**Passage to read**.
Lazaro Aleman
ECB Publishing, Inc.
Longtime Monticello News staffer Debbie Snapp is hanging up her reporter hat, but only long enough to do a little traveling, before picking up a new one.
Snapp, who has been with the newspaper since early 2003, worked her last day on Wednesday, Sept. 23, nearly 18 years after covering her first Watermelon Festival.
Her plan had been to retire on her 65th birthday in June, Snapp says. By then, however, the pandemic was in full swing; the economy was slowing; and the news staff was undergoing transitions. All of which factors caused her to postpone her retirement date until the present.
“I couldn’t leave Emerald in a spot,” says Snapp, speaking of Publisher Emerald Greene Parsons. “I admire her. She’s a good friend.”
A New Jersey native, Snapp was self employed for most of her life, her dream one day to run her own dance studio. All the while, she did all kinds of jobs, including helping her late husband Clyde run an 18-wheeler for five years, transporting goods across the country.
“We went to 48 states,” Snapp says. “Clyde, me and our little poodle, Cognac.”
Although Snapp had never written professionally before coming to the paper, she’d always had a yen to write a book, she says.
“I always wanted to write a book geared toward pre-teen girls,” Snapp says. “It would be about a city and a country girl and their worlds. I just never had the time to write it. I may dabble in it now.”
In fact, she’s kept a notebook of her experiences adapting to country life, some which comical encounters she may weave into the book. The characters, she says, will be modeled after her two daughters.
Her immediate plans, however, are to do some traveling with her 88-year-old mother and dedicate more time to Snapphappy Feral Cat Sanctuary, the feline haven that she founded in 2013.
Of her first goal, Snapp says the idea is to do car trips around Florida and nearby states to visit family. She and her mother, she says, may even visit some of their New York, New Jersey and Pennsylvania relatives, depending on the circumstances and her mother’s health and willingness to undergo the longer trips.

(Data for parsing page layouts)
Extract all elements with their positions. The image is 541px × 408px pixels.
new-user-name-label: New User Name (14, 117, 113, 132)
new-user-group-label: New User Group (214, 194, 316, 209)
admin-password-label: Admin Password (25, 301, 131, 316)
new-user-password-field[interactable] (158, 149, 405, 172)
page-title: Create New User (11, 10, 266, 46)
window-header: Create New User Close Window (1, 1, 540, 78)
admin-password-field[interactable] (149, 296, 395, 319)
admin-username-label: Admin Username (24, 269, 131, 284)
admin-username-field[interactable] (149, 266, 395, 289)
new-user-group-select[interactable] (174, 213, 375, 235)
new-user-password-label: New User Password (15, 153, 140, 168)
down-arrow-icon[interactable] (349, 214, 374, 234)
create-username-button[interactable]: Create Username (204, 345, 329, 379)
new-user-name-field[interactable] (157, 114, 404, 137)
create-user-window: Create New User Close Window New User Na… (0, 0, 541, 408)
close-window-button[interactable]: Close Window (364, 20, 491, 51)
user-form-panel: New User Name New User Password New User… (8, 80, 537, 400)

**Description of the task**. Reproduce the article about Debbie Snapp's retirement between "Although Snapp had" and "founded in 2013.", inclusive. The material has no role in what comes next.

**Answer for the task**.
Although Snapp had never written professionally before coming to the paper, she’d always had a yen to write a book, she says.
“I always wanted to write a book geared toward pre-teen girls,” Snapp says. “It would be about a city and a country girl and their worlds. I just never had the time to write it. I may dabble in it now.”
In fact, she’s kept a notebook of her experiences adapting to country life, some which comical encounters she may weave into the book. The characters, she says, will be modeled after her two daughters.
Her immediate plans, however, are to do some traveling with her 88-year-old mother and dedicate more time to Snapphappy Feral Cat Sanctuary, the feline haven that she founded in 2013.